Directive => Copy each line that contains the word "недействительных".

Data entries =>
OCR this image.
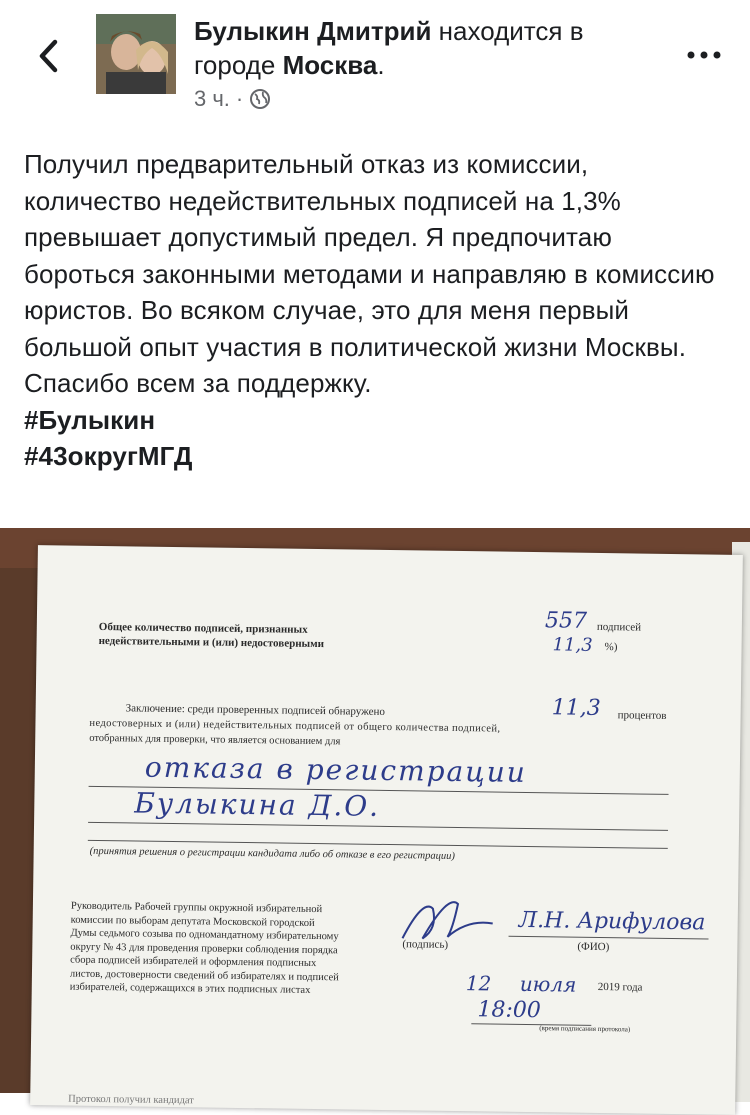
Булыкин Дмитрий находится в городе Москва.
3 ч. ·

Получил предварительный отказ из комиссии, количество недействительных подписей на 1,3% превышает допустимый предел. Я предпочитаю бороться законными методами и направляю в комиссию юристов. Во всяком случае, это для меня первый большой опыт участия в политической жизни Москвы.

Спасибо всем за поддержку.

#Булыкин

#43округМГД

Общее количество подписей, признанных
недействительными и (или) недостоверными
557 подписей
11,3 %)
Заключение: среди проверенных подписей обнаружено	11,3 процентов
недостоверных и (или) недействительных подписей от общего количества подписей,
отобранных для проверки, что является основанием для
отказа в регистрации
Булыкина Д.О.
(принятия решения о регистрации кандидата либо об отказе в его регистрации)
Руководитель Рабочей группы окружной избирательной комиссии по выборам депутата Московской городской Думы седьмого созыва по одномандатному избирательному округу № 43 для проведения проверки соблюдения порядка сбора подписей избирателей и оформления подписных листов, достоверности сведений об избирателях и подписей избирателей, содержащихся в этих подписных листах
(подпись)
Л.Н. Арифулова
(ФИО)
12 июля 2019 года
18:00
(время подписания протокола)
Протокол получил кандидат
--
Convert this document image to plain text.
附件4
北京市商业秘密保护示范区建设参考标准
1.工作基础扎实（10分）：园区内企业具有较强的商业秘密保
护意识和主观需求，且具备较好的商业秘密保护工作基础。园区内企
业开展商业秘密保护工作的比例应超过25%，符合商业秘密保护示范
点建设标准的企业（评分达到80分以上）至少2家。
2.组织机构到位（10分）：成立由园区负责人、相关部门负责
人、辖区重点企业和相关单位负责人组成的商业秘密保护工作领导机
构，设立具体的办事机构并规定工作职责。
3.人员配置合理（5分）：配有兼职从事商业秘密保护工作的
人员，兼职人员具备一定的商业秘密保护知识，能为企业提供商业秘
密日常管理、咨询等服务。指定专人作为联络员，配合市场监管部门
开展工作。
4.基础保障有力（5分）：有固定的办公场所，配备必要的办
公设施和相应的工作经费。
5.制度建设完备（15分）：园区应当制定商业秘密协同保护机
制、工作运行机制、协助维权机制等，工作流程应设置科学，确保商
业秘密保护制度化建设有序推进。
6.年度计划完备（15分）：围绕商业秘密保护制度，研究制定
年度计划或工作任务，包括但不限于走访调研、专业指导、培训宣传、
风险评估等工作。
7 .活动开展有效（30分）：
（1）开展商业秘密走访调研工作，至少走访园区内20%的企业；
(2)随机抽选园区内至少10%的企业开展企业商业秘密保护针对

Result below =>
Получил предварительный отказ из комиссии, количество недействительных подписей на 1,3% превышает допустимый предел. Я предпочитаю бороться законными методами и направляю в комиссию юристов. Во всяком случае, это для меня первый большой опыт участия в политической жизни Москвы.
недостоверных и (или) недействительных подписей от общего количества подписей,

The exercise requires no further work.